- Task details: Read the listing and extract each line that includes the word "justice".

## begin

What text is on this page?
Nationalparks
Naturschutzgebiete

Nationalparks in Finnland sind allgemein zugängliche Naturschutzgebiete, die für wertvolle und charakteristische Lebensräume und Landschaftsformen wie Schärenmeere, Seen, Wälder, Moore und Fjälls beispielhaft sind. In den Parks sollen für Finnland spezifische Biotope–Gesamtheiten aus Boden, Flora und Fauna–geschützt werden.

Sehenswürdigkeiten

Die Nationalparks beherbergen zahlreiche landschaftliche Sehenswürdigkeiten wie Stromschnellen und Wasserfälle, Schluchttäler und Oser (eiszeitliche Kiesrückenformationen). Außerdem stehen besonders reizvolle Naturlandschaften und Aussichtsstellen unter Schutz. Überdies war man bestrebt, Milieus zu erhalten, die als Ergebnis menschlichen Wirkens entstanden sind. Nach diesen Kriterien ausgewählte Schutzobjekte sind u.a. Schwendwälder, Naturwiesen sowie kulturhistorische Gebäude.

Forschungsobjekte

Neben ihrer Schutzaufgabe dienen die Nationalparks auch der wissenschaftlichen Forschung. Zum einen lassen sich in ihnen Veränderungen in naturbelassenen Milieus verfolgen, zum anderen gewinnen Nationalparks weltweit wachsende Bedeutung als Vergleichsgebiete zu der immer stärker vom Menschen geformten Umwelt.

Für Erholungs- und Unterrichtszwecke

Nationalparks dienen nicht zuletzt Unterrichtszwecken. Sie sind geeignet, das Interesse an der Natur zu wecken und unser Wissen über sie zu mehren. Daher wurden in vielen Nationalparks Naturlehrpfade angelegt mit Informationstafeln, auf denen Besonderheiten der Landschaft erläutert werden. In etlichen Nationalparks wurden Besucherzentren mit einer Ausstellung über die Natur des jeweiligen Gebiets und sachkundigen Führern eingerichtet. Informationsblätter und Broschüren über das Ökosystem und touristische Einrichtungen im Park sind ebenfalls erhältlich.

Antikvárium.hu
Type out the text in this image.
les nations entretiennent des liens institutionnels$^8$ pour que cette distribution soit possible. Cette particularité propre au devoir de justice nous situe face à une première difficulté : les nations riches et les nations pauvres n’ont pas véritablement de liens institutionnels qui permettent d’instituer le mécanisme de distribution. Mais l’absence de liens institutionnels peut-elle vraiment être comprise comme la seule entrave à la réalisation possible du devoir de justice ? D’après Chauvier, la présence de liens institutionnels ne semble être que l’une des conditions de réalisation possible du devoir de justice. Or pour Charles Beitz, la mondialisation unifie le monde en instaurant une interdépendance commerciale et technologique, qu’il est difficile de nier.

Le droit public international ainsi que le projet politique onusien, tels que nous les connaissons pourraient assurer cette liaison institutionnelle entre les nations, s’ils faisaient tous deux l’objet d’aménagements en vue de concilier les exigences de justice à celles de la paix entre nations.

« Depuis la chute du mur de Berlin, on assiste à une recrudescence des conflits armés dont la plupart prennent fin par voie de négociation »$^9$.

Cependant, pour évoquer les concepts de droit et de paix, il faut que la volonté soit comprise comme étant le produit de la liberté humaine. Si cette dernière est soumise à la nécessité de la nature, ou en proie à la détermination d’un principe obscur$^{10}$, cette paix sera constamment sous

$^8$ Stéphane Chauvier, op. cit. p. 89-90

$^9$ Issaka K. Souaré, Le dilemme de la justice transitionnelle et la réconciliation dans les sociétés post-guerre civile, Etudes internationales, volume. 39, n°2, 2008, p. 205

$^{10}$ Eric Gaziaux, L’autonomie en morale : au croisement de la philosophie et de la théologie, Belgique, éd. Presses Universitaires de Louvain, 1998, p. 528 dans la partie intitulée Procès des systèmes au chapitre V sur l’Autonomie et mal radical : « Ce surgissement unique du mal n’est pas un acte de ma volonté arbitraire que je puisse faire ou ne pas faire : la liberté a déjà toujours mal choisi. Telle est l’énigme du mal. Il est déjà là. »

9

## end

- Full response:
les nations entretiennent des liens institutionnels$^8$ pour que cette distribution soit possible. Cette particularité propre au devoir de justice nous situe face à une première difficulté : les nations riches et les nations pauvres n’ont pas véritablement de liens institutionnels qui permettent d’instituer le mécanisme de distribution. Mais l’absence de liens institutionnels peut-elle vraiment être comprise comme la seule entrave à la réalisation possible du devoir de justice ? D’après Chauvier, la présence de liens institutionnels ne semble être que l’une des conditions de réalisation possible du devoir de justice. Or pour Charles Beitz, la mondialisation unifie le monde en instaurant une interdépendance commerciale et technologique, qu’il est difficile de nier.
Le droit public international ainsi que le projet politique onusien, tels que nous les connaissons pourraient assurer cette liaison institutionnelle entre les nations, s’ils faisaient tous deux l’objet d’aménagements en vue de concilier les exigences de justice à celles de la paix entre nations.
$^9$ Issaka K. Souaré, Le dilemme de la justice transitionnelle et la réconciliation dans les sociétés post-guerre civile, Etudes internationales, volume. 39, n°2, 2008, p. 205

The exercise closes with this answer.